Provided records:
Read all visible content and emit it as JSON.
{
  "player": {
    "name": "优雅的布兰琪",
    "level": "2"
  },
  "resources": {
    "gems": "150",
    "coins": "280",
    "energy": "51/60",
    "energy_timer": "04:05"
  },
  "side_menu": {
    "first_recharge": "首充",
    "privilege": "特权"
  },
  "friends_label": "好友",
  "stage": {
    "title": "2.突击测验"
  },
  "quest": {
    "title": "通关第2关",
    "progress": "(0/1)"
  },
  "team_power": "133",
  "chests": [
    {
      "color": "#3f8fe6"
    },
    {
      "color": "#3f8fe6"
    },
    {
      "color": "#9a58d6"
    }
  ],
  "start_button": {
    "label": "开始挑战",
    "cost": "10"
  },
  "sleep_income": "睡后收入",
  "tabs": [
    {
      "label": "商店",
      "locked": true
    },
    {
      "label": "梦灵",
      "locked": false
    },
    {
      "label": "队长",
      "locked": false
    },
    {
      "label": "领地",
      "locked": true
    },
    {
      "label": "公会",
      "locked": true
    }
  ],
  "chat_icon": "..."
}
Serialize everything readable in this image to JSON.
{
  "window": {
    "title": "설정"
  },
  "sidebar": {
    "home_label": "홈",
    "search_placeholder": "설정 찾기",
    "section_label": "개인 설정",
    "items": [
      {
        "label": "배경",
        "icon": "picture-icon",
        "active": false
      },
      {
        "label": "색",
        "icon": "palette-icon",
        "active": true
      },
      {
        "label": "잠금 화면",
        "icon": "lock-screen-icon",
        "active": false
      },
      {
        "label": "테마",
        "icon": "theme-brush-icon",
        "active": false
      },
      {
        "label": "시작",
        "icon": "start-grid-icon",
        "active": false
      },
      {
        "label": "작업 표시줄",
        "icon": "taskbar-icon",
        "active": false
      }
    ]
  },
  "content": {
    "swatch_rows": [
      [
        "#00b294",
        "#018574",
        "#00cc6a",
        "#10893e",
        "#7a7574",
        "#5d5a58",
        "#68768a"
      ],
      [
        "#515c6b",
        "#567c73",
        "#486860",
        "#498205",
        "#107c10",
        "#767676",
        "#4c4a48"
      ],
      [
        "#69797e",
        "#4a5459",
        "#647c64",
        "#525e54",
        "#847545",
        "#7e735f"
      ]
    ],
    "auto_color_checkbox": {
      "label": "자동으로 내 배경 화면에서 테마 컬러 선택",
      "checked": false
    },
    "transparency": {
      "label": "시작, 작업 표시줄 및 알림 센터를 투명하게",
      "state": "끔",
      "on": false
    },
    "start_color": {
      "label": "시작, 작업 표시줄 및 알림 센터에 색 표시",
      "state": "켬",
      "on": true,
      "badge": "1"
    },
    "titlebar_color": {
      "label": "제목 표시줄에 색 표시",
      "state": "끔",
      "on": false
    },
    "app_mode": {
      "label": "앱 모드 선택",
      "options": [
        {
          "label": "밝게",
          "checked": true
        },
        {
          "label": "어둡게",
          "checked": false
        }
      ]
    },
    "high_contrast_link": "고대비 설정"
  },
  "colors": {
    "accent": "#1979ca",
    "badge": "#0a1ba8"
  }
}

The problem:
Quote every line from the line containing "Serialize everything readable" through the closing line of the listing, including both.

Answer to the exercise:
Serialize everything readable in this image to JSON.
{
  "window": {
    "title": "설정"
  },
  "sidebar": {
    "home_label": "홈",
    "search_placeholder": "설정 찾기",
    "section_label": "개인 설정",
    "items": [
      {
        "label": "배경",
        "icon": "picture-icon",
        "active": false
      },
      {
        "label": "색",
        "icon": "palette-icon",
        "active": true
      },
      {
        "label": "잠금 화면",
        "icon": "lock-screen-icon",
        "active": false
      },
      {
        "label": "테마",
        "icon": "theme-brush-icon",
        "active": false
      },
      {
        "label": "시작",
        "icon": "start-grid-icon",
        "active": false
      },
      {
        "label": "작업 표시줄",
        "icon": "taskbar-icon",
        "active": false
      }
    ]
  },
  "content": {
    "swatch_rows": [
      [
        "#00b294",
        "#018574",
        "#00cc6a",
        "#10893e",
        "#7a7574",
        "#5d5a58",
        "#68768a"
      ],
      [
        "#515c6b",
        "#567c73",
        "#486860",
        "#498205",
        "#107c10",
        "#767676",
        "#4c4a48"
      ],
      [
        "#69797e",
        "#4a5459",
        "#647c64",
        "#525e54",
        "#847545",
        "#7e735f"
      ]
    ],
    "auto_color_checkbox": {
      "label": "자동으로 내 배경 화면에서 테마 컬러 선택",
      "checked": false
    },
    "transparency": {
      "label": "시작, 작업 표시줄 및 알림 센터를 투명하게",
      "state": "끔",
      "on": false
    },
    "start_color": {
      "label": "시작, 작업 표시줄 및 알림 센터에 색 표시",
      "state": "켬",
      "on": true,
      "badge": "1"
    },
    "titlebar_color": {
      "label": "제목 표시줄에 색 표시",
      "state": "끔",
      "on": false
    },
    "app_mode": {
      "label": "앱 모드 선택",
      "options": [
        {
          "label": "밝게",
          "checked": true
        },
        {
          "label": "어둡게",
          "checked": false
        }
      ]
    },
    "high_contrast_link": "고대비 설정"
  },
  "colors": {
    "accent": "#1979ca",
    "badge": "#0a1ba8"
  }
}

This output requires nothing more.